Exercise objective:
Find all lines in the records that include the word "Exner", and copy them out.

Stored records:
+===+

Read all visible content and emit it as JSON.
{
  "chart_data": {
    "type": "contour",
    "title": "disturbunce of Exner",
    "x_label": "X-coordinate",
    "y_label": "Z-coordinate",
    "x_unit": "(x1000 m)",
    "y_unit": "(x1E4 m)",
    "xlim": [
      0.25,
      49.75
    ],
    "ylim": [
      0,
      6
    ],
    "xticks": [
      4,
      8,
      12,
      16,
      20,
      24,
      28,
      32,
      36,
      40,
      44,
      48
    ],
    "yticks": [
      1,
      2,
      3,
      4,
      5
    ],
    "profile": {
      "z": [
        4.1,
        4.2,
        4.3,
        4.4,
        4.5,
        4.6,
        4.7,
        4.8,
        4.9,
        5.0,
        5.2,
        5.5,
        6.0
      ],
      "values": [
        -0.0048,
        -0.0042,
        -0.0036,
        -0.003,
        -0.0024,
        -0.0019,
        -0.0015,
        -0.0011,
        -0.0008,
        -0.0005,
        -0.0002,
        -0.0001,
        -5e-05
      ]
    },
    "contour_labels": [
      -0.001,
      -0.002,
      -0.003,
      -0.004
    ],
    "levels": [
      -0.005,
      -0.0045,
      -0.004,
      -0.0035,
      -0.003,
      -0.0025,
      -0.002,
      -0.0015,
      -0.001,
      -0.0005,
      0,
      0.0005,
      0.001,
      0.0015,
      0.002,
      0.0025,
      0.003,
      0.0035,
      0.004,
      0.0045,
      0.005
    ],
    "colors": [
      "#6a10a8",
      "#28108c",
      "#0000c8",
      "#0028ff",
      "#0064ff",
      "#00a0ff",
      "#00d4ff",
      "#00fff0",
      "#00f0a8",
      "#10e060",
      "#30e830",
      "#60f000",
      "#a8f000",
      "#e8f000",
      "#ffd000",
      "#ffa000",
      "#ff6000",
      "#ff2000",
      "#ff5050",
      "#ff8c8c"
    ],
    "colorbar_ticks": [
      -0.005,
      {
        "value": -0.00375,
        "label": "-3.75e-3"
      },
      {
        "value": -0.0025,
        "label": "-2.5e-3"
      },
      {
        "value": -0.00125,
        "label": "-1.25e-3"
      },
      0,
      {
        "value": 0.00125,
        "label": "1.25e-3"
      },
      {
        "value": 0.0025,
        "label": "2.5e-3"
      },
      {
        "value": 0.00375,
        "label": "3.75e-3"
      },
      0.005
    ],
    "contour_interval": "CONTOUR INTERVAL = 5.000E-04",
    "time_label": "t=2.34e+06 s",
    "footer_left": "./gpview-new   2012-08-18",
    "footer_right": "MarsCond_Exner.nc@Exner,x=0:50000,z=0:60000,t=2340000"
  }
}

+===+

The result:
    "title": "disturbunce of Exner",
    "footer_right": "MarsCond_Exner.nc@Exner,x=0:50000,z=0:60000,t=2340000"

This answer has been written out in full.